══ Data lines ══
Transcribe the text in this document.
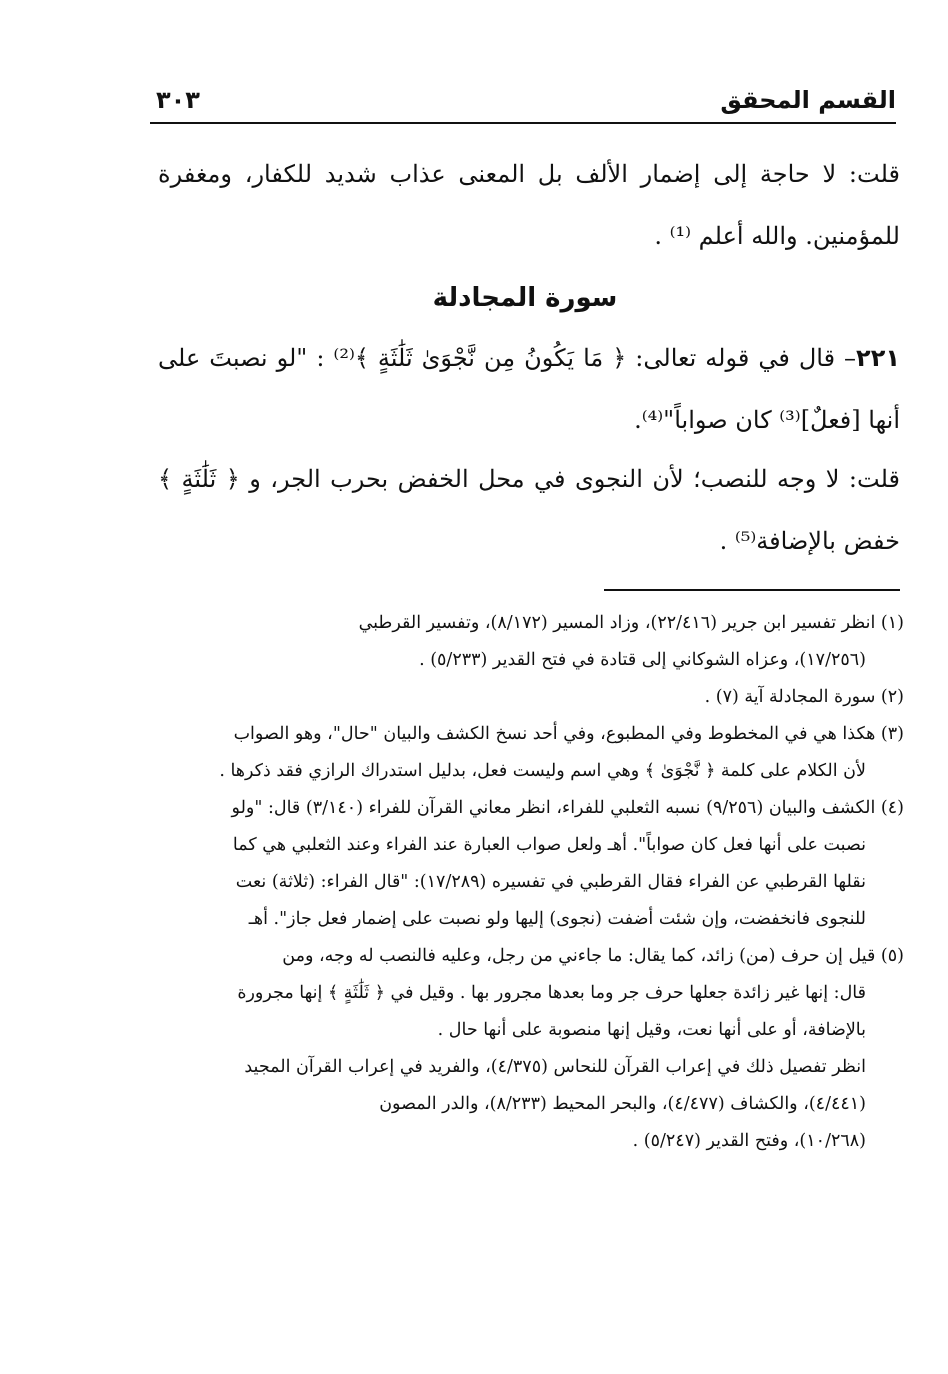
القسم المحقق
٣٠٣

قلت: لا حاجة إلى إضمار الألف بل المعنى عذاب شديد للكفار، ومغفرة للمؤمنين. والله أعلم ⁽¹⁾ .

سورة المجادلة

٢٢١– قال في قوله تعالى: ﴿ مَا يَكُونُ مِن نَّجْوَىٰ ثَلَٰثَةٍ ﴾⁽²⁾ : "لو نصبتَ على أنها [فعلٌ]⁽³⁾ كان صواباً"⁽⁴⁾.

قلت: لا وجه للنصب؛ لأن النجوى في محل الخفض بحرب الجر، و ﴿ ثَلَٰثَةٍ ﴾ خفض بالإضافة⁽⁵⁾ .

(١) انظر تفسير ابن جرير (٢٢/٤١٦)، وزاد المسير (٨/١٧٢)، وتفسير القرطبي
(١٧/٢٥٦)، وعزاه الشوكاني إلى قتادة في فتح القدير (٥/٢٣٣) .
(٢) سورة المجادلة آية (٧) .
(٣) هكذا هي في المخطوط وفي المطبوع، وفي أحد نسخ الكشف والبيان "حال"، وهو الصواب
لأن الكلام على كلمة ﴿ نَّجْوَىٰ ﴾ وهي اسم وليست فعل، بدليل استدراك الرازي فقد ذكرها .
(٤) الكشف والبيان (٩/٢٥٦) نسبه الثعلبي للفراء، انظر معاني القرآن للفراء (٣/١٤٠) قال: "ولو
نصبت على أنها فعل كان صواباً". أهـ ولعل صواب العبارة عند الفراء وعند الثعلبي هي كما
نقلها القرطبي عن الفراء فقال القرطبي في تفسيره (١٧/٢٨٩): "قال الفراء: (ثلاثة) نعت
للنجوى فانخفضت، وإن شئت أضفت (نجوى) إليها ولو نصبت على إضمار فعل جاز". أهـ
(٥) قيل إن حرف (من) زائد، كما يقال: ما جاءني من رجل، وعليه فالنصب له وجه، ومن
قال: إنها غير زائدة جعلها حرف جر وما بعدها مجرور بها . وقيل في ﴿ ثَلَٰثَةٍ ﴾ إنها مجرورة
بالإضافة، أو على أنها نعت، وقيل إنها منصوبة على أنها حال .
انظر تفصيل ذلك في إعراب القرآن للنحاس (٤/٣٧٥)، والفريد في إعراب القرآن المجيد
(٤/٤٤١)، والكشاف (٤/٤٧٧)، والبحر المحيط (٨/٢٣٣)، والدر المصون
(١٠/٢٦٨)، وفتح القدير (٥/٢٤٧) .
═══
● Exercise details
Lines of the material that contain the word "بالإضافة" are to be gathered.

● Expected answer
قلت: لا وجه للنصب؛ لأن النجوى في محل الخفض بحرب الجر، و ﴿ ثَلَٰثَةٍ ﴾ خفض بالإضافة⁽⁵⁾ .
بالإضافة، أو على أنها نعت، وقيل إنها منصوبة على أنها حال .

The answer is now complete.